Copy whichever lines contain the string "DecisionTree".
— Begin —
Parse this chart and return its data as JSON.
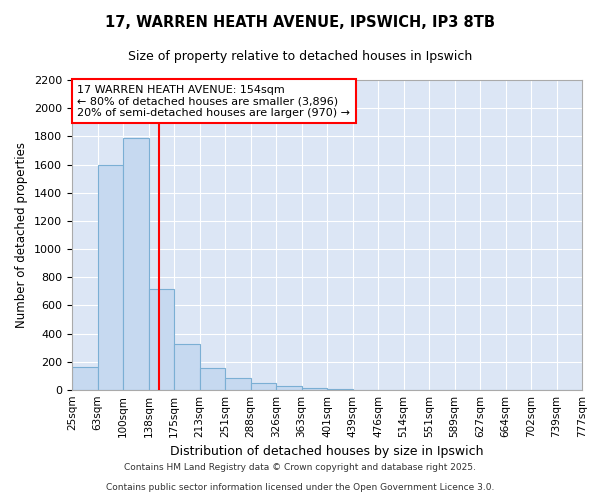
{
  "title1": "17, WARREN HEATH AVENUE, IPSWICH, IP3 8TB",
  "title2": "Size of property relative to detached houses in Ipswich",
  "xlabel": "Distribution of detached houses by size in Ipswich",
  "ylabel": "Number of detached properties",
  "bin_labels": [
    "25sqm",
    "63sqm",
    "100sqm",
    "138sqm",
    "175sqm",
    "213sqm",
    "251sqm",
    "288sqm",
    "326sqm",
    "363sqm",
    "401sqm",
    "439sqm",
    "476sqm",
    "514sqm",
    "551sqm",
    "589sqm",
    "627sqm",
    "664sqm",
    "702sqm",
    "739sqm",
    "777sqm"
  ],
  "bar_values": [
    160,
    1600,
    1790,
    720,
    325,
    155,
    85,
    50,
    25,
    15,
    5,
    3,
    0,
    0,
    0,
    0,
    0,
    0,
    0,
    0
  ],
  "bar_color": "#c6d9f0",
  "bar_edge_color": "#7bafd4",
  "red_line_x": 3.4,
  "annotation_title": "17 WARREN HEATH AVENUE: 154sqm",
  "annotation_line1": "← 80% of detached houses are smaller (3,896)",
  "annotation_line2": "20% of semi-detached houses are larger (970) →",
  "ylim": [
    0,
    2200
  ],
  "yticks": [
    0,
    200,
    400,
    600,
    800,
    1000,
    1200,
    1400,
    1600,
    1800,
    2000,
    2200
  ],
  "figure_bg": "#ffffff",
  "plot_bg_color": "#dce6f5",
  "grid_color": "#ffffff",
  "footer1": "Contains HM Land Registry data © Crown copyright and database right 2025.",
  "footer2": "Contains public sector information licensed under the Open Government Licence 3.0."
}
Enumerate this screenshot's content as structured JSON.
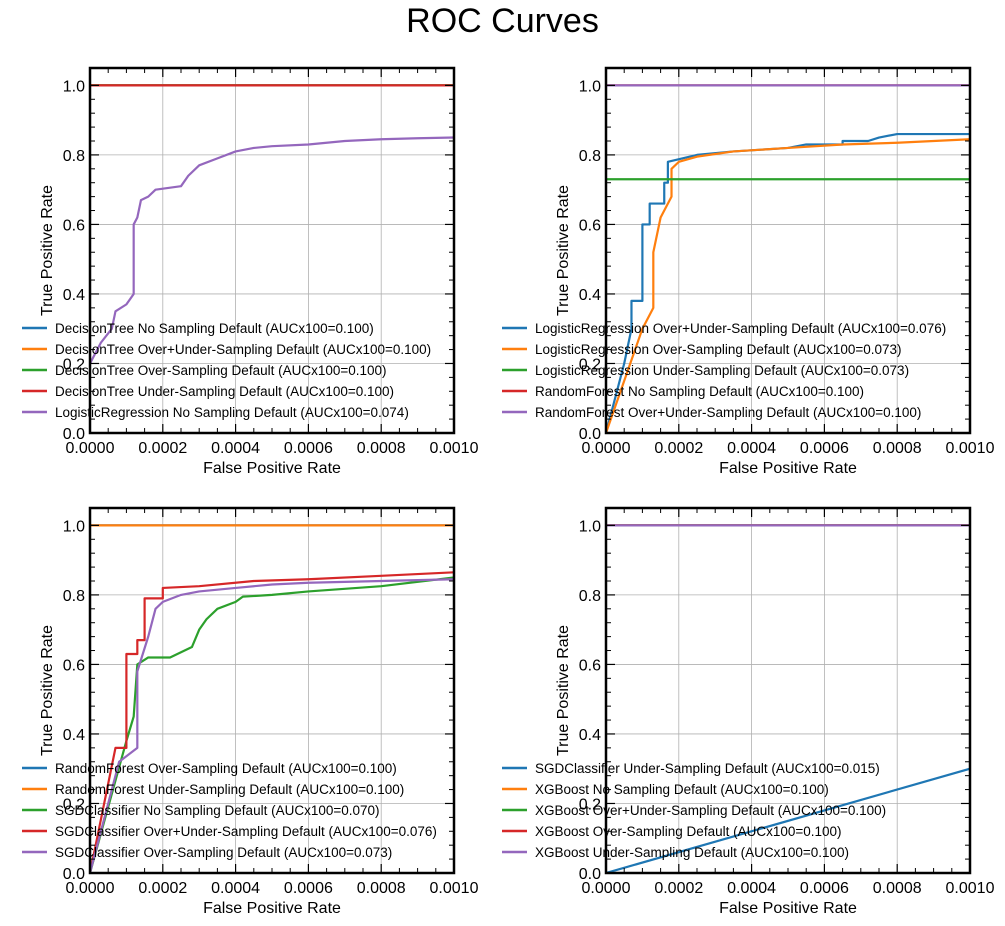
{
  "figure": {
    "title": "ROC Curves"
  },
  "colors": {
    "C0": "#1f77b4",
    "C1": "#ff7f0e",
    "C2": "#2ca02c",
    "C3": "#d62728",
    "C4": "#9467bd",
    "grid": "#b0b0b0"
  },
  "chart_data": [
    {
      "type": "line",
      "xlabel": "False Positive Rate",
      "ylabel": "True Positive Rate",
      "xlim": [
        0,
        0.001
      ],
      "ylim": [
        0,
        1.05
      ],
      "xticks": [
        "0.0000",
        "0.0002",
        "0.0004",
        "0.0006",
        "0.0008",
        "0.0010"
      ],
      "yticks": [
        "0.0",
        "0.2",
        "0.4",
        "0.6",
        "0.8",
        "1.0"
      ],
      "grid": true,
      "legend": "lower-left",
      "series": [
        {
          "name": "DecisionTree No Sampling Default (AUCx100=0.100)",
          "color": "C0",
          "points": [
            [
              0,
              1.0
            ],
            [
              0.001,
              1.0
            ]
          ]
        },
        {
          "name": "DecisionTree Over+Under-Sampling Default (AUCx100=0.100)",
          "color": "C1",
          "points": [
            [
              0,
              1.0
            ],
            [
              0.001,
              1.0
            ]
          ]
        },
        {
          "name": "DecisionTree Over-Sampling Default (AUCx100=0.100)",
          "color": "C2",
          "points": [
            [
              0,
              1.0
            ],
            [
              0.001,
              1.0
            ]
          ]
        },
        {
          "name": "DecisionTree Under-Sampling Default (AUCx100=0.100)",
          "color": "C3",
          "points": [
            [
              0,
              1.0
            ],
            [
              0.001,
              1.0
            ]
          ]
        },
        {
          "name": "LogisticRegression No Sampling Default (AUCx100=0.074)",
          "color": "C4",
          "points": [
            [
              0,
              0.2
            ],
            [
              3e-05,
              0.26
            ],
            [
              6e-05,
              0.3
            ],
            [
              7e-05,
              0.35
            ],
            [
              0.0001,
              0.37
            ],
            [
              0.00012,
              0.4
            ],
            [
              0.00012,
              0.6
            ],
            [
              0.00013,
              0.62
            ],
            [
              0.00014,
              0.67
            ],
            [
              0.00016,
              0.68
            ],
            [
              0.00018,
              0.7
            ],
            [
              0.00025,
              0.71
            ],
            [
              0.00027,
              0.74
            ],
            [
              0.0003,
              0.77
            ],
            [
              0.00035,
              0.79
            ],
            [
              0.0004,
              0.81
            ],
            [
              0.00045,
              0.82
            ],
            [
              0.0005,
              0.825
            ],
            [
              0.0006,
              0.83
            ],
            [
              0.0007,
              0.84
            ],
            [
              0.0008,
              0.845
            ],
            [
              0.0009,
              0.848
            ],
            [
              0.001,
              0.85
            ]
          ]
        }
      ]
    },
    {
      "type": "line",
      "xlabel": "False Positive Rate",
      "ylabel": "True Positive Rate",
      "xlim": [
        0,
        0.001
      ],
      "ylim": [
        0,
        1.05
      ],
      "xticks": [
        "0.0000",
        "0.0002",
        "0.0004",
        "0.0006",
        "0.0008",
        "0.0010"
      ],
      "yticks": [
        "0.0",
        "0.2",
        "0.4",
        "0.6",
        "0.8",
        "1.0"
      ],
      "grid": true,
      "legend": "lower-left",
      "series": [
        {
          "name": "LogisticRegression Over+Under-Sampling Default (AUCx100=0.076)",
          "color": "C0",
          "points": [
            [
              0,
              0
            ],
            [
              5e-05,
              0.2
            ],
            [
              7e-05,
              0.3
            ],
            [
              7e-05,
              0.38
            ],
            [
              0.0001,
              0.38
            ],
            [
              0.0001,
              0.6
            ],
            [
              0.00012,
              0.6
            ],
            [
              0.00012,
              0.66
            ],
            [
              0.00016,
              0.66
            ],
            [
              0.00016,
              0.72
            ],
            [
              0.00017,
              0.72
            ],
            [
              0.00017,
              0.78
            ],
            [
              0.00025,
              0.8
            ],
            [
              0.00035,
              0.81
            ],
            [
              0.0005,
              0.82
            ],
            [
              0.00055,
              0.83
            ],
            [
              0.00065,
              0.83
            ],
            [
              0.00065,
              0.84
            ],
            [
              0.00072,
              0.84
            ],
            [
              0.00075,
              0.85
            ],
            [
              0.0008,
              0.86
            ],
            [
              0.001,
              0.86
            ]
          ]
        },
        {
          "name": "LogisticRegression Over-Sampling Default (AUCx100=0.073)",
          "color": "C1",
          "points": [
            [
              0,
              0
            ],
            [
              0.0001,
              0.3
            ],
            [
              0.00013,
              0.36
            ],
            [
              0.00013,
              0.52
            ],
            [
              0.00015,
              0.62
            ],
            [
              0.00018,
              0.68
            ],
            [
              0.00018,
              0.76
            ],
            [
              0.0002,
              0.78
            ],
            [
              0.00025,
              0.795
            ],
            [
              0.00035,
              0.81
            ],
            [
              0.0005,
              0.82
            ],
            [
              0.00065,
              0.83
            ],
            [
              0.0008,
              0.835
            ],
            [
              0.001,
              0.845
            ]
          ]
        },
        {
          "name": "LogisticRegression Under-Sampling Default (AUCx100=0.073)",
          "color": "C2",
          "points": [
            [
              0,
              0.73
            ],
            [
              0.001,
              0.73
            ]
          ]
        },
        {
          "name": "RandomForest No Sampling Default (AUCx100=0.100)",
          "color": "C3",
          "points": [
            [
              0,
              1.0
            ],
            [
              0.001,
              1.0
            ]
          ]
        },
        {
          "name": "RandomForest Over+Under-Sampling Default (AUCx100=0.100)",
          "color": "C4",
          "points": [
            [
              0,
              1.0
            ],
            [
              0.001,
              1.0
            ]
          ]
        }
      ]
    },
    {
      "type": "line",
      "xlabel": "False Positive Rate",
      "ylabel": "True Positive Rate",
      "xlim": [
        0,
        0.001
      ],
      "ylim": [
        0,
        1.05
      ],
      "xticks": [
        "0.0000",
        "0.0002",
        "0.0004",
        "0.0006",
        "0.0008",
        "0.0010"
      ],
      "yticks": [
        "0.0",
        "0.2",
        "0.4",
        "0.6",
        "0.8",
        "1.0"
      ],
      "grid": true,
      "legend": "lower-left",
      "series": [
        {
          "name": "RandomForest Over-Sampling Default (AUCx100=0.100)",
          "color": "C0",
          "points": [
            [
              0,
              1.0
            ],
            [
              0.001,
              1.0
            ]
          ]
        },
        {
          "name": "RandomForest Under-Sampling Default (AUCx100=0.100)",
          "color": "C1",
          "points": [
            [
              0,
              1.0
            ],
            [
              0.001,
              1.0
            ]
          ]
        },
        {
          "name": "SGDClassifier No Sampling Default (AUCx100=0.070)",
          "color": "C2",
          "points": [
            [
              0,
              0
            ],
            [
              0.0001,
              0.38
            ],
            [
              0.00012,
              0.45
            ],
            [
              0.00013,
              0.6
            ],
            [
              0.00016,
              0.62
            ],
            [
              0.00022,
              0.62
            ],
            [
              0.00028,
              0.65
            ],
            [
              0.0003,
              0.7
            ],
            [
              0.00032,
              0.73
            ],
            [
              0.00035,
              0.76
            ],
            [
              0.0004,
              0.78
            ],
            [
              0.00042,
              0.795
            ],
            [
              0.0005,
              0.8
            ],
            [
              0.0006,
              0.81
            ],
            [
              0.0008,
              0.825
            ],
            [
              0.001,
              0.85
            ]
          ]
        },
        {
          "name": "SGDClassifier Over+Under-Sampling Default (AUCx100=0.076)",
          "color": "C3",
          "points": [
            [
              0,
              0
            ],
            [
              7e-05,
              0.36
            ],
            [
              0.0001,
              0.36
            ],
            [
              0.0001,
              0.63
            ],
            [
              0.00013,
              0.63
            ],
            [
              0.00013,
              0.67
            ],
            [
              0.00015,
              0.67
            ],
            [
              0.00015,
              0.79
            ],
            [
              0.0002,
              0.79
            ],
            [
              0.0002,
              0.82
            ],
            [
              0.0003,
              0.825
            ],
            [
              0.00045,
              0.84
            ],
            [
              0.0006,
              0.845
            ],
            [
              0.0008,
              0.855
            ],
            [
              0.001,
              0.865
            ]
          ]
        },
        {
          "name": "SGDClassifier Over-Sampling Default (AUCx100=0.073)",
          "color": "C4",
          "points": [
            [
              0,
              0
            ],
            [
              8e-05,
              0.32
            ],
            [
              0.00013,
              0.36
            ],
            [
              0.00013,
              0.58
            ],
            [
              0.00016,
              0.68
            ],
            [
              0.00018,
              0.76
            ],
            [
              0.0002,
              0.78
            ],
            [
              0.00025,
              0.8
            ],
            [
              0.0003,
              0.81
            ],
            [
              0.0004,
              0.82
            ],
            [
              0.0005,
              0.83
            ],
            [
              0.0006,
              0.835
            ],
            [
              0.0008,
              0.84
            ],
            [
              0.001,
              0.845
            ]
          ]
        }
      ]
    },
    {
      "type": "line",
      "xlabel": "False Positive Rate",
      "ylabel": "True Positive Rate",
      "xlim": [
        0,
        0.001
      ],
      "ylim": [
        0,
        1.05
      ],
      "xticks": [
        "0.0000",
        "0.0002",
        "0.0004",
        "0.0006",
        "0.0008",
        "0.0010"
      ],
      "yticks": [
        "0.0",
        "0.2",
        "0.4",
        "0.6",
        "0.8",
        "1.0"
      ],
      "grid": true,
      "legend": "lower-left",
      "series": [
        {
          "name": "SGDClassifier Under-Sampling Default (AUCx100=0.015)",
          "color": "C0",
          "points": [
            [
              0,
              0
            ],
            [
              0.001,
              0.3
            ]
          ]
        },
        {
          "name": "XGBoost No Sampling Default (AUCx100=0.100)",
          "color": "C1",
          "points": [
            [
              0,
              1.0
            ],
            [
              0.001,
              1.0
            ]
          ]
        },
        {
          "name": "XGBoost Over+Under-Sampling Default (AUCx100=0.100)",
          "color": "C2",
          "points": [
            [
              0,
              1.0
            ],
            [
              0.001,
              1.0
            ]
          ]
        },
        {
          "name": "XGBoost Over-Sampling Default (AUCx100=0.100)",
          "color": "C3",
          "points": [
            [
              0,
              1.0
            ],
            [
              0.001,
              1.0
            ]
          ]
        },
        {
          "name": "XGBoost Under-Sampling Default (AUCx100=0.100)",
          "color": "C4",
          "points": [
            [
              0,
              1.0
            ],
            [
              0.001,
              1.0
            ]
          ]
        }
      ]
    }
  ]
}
— End —
Exercise solution
          "name": "DecisionTree No Sampling Default (AUCx100=0.100)",
          "name": "DecisionTree Over+Under-Sampling Default (AUCx100=0.100)",
          "name": "DecisionTree Over-Sampling Default (AUCx100=0.100)",
          "name": "DecisionTree Under-Sampling Default (AUCx100=0.100)",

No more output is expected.